### Set exercise
Reproduce the records below exactly as they appear, starting at the first line and ending at the line that contains "stat-change: ↑ 977 kg (39, 395, 90, 410)", with both of those lines included.

## Begin

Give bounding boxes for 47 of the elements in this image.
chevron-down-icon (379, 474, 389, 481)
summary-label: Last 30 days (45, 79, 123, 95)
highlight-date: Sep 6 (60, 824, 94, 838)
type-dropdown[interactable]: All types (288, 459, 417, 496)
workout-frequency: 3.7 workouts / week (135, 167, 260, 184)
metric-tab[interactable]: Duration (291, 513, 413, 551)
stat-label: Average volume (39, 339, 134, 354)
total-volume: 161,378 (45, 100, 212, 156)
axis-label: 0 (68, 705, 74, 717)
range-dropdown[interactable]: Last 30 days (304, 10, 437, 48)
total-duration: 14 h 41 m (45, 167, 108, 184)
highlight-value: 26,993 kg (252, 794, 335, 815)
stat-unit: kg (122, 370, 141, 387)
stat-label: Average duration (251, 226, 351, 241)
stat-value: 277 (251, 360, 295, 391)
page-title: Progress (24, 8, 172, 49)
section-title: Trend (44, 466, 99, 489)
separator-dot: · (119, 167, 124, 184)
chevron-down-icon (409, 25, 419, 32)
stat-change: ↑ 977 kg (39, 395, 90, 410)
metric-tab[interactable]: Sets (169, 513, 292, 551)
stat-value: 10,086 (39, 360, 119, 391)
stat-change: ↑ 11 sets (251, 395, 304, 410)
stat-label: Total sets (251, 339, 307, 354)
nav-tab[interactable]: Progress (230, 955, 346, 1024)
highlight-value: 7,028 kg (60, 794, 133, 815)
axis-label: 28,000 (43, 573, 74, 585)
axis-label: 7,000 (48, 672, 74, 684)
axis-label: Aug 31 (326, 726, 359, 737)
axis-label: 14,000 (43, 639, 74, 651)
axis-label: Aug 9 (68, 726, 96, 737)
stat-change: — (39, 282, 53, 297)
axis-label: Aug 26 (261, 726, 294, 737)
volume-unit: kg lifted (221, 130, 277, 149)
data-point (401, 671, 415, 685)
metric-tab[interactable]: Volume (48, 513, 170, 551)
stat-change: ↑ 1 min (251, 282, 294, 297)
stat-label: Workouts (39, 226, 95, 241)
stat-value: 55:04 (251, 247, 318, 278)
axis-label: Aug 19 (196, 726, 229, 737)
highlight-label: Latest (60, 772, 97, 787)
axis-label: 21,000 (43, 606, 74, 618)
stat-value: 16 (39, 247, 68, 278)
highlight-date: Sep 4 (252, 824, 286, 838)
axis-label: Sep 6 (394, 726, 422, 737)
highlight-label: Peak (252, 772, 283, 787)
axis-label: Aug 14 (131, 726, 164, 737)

## End

### Answer to the task
Give bounding boxes for 47 of the elements in this image.
chevron-down-icon (379, 474, 389, 481)
summary-label: Last 30 days (45, 79, 123, 95)
highlight-date: Sep 6 (60, 824, 94, 838)
type-dropdown[interactable]: All types (288, 459, 417, 496)
workout-frequency: 3.7 workouts / week (135, 167, 260, 184)
metric-tab[interactable]: Duration (291, 513, 413, 551)
stat-label: Average volume (39, 339, 134, 354)
total-volume: 161,378 (45, 100, 212, 156)
axis-label: 0 (68, 705, 74, 717)
range-dropdown[interactable]: Last 30 days (304, 10, 437, 48)
total-duration: 14 h 41 m (45, 167, 108, 184)
highlight-value: 26,993 kg (252, 794, 335, 815)
stat-unit: kg (122, 370, 141, 387)
stat-label: Average duration (251, 226, 351, 241)
stat-value: 277 (251, 360, 295, 391)
page-title: Progress (24, 8, 172, 49)
section-title: Trend (44, 466, 99, 489)
separator-dot: · (119, 167, 124, 184)
chevron-down-icon (409, 25, 419, 32)
stat-change: ↑ 977 kg (39, 395, 90, 410)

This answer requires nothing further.